=== GIVEN EXERCISE ===
Only a number is wanted here: the number of lines of the data that include "College".

=== ENTRIES SHOWN ===
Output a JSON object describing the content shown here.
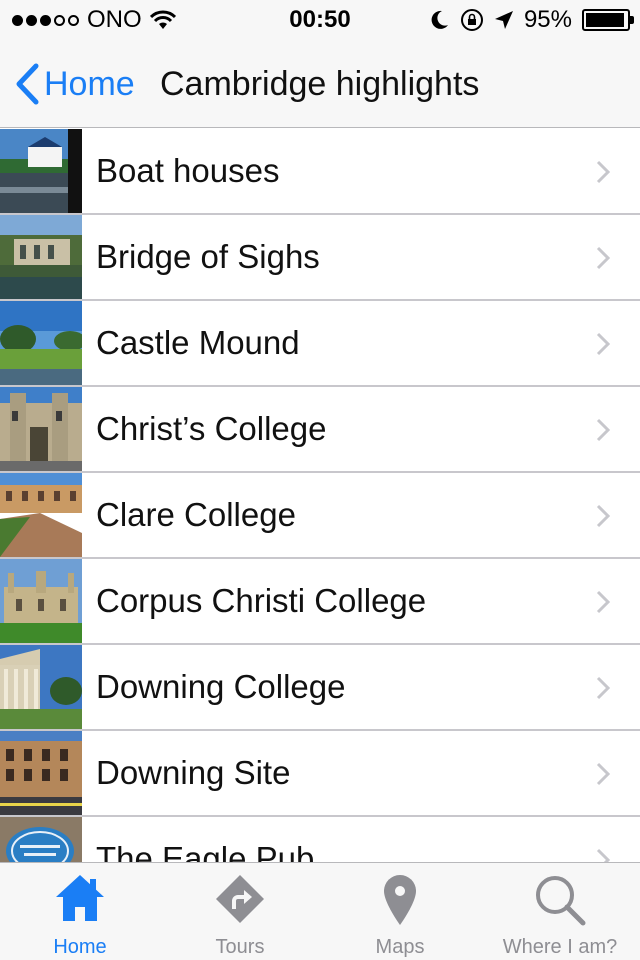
{
  "status_bar": {
    "carrier": "ONO",
    "time": "00:50",
    "battery": "95%"
  },
  "nav": {
    "back_label": "Home",
    "title": "Cambridge highlights"
  },
  "list": {
    "items": [
      {
        "label": "Boat houses"
      },
      {
        "label": "Bridge of Sighs"
      },
      {
        "label": "Castle Mound"
      },
      {
        "label": "Christ’s College"
      },
      {
        "label": "Clare College"
      },
      {
        "label": "Corpus Christi College"
      },
      {
        "label": "Downing College"
      },
      {
        "label": "Downing Site"
      },
      {
        "label": "The Eagle Pub"
      }
    ]
  },
  "tabs": [
    {
      "label": "Home",
      "icon": "home-icon",
      "active": true
    },
    {
      "label": "Tours",
      "icon": "directions-icon",
      "active": false
    },
    {
      "label": "Maps",
      "icon": "map-pin-icon",
      "active": false
    },
    {
      "label": "Where I am?",
      "icon": "search-icon",
      "active": false
    }
  ],
  "colors": {
    "accent": "#1a7ef5",
    "inactive": "#8e8e93"
  }
}
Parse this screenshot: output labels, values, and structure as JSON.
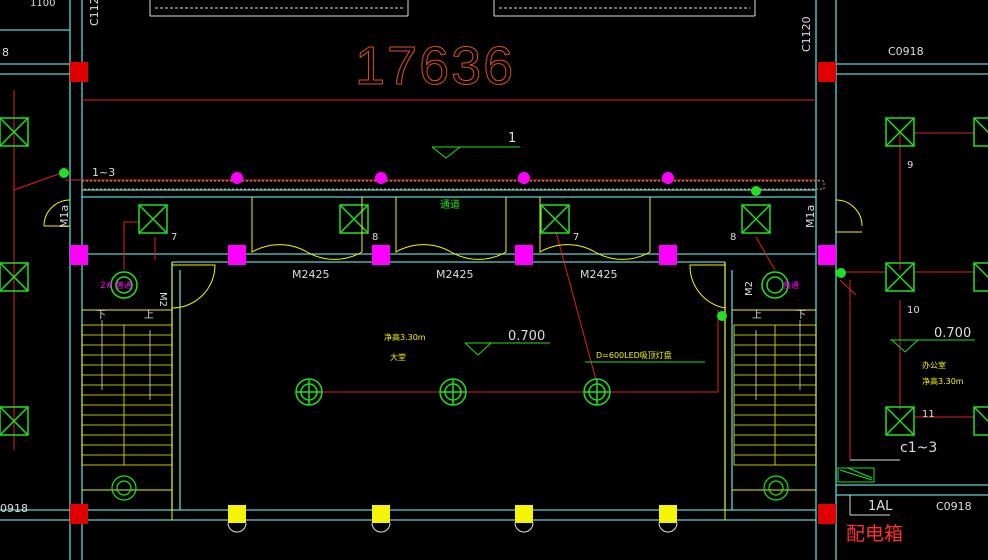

=== TASK SOLUTION ===
4